- **Written problem**: Reproduce each line bearing the word "Fernando".

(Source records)
--- begin ---
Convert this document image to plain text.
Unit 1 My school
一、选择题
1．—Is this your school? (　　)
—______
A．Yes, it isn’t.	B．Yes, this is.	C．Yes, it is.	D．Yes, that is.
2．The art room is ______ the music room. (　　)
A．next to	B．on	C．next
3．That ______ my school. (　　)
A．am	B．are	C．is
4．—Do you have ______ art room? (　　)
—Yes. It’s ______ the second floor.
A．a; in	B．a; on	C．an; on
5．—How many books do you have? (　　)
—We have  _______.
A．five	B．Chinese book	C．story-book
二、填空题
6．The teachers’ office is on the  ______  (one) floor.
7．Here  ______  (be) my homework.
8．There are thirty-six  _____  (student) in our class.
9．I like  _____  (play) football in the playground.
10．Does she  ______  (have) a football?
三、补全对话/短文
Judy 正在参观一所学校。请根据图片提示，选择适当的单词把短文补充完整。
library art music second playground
--- end ---
--- begin ---
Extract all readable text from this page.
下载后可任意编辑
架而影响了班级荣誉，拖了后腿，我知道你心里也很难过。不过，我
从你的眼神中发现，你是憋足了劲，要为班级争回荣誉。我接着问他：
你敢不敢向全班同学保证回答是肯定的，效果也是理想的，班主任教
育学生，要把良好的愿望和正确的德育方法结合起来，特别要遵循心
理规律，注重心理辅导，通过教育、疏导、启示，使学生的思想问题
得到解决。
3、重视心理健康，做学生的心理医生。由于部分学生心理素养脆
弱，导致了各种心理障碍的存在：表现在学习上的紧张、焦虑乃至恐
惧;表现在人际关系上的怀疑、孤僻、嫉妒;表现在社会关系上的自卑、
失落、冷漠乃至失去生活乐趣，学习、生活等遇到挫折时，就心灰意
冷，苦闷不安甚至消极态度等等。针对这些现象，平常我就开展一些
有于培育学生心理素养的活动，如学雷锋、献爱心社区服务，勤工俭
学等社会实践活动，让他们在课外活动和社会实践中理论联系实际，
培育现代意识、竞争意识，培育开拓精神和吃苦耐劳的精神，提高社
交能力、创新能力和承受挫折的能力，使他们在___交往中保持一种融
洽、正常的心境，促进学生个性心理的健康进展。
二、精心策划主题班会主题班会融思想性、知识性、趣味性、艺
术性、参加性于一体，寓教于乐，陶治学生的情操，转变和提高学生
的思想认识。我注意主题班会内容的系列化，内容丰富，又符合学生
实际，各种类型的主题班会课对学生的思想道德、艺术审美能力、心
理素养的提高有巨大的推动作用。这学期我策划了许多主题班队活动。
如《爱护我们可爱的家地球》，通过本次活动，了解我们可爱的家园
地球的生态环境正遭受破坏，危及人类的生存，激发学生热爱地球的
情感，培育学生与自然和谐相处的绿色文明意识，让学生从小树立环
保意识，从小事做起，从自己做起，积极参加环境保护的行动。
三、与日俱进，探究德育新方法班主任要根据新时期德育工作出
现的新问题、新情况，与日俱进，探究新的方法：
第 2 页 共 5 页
--- end ---
--- begin ---
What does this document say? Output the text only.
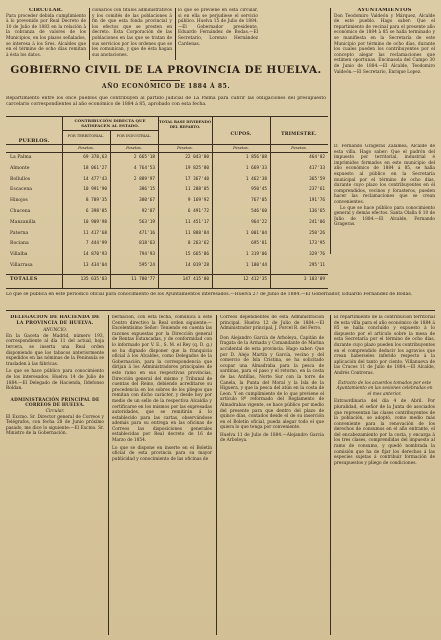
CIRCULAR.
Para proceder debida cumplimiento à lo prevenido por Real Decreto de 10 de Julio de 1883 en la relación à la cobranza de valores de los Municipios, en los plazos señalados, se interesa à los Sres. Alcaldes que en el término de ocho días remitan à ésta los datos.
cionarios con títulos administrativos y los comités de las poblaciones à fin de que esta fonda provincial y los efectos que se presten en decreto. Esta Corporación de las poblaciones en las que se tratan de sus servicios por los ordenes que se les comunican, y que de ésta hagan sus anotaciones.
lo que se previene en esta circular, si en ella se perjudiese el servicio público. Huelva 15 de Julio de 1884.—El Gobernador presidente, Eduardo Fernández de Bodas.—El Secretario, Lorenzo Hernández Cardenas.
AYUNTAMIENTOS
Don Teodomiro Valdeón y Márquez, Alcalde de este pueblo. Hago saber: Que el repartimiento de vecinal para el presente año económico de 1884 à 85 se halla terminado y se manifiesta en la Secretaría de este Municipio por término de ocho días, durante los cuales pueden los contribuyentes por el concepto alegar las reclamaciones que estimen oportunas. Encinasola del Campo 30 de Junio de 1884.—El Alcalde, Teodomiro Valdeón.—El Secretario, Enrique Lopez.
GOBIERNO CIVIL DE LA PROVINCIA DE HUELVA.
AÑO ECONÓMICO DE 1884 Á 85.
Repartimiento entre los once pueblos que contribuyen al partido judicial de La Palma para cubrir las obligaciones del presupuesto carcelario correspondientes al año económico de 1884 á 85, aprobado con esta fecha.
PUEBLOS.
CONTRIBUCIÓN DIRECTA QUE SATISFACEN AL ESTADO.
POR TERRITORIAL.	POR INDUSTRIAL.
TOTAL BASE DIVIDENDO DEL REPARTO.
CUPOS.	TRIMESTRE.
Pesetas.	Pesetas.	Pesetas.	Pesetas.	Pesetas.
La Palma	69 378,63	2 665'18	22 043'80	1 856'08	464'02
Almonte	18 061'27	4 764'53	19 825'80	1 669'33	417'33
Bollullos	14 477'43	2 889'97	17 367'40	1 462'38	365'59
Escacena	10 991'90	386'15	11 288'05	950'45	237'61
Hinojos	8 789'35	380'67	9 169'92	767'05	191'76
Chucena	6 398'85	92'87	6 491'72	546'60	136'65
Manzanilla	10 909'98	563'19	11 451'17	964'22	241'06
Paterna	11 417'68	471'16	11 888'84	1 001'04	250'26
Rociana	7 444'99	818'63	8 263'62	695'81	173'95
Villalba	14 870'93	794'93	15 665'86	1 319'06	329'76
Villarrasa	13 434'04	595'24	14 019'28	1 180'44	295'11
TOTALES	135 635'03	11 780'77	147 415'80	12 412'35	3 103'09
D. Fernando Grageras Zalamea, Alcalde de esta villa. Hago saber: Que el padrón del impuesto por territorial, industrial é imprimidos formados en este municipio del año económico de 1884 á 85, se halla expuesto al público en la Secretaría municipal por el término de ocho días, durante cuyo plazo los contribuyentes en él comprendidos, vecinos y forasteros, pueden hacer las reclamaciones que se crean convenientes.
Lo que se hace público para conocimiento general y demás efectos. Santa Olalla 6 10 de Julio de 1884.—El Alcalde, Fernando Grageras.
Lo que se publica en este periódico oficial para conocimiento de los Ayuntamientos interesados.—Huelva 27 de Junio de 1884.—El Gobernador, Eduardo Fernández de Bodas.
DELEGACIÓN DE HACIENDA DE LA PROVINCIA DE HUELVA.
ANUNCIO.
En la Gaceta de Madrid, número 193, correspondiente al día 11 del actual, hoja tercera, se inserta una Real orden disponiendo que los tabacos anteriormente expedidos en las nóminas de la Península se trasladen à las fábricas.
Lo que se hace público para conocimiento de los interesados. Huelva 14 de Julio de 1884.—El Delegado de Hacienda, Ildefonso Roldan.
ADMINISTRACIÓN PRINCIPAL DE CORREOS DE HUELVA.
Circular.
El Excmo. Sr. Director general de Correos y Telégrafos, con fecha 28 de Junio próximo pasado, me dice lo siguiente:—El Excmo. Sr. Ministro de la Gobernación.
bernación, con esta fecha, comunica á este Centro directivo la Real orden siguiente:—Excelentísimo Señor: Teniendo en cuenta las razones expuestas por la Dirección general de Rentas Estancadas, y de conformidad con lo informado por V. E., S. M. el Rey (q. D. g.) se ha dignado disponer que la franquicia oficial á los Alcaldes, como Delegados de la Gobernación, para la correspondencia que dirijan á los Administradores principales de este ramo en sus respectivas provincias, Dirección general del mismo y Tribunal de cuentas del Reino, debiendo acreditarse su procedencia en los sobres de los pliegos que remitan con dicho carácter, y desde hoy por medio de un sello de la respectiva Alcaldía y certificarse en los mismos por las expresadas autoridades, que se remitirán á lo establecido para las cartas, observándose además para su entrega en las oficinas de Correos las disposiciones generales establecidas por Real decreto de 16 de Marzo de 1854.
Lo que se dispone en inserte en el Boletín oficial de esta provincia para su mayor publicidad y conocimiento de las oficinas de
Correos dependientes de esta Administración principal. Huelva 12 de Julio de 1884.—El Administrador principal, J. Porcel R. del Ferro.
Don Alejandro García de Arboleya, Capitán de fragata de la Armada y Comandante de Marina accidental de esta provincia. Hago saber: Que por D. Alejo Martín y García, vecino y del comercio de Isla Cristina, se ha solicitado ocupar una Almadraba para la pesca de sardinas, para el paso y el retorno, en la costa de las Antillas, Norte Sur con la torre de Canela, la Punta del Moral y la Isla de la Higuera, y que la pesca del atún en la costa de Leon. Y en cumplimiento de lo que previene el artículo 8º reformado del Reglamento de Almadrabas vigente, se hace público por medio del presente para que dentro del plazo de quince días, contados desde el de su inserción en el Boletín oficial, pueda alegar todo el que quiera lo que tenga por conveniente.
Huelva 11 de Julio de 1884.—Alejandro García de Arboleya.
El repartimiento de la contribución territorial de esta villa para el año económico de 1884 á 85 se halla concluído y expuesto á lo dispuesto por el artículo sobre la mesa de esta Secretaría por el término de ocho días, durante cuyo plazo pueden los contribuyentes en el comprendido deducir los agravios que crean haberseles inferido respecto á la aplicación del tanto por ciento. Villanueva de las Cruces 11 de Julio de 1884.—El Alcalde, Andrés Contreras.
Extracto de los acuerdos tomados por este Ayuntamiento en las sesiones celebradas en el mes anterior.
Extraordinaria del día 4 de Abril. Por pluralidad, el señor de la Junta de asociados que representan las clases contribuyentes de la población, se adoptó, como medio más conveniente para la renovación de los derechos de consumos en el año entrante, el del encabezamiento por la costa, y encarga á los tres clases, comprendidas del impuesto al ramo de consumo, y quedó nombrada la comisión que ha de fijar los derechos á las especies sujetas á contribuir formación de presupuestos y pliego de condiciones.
--- end ---
- **Expected answer**:
D. Fernando Grageras Zalamea, Alcalde de esta villa. Hago saber: Que el padrón del impuesto por territorial, industrial é imprimidos formados en este municipio del año económico de 1884 á 85, se halla expuesto al público en la Secretaría municipal por el término de ocho días, durante cuyo plazo los contribuyentes en él comprendidos, vecinos y forasteros, pueden hacer las reclamaciones que se crean convenientes.
Lo que se hace público para conocimiento general y demás efectos. Santa Olalla 6 10 de Julio de 1884.—El Alcalde, Fernando Grageras.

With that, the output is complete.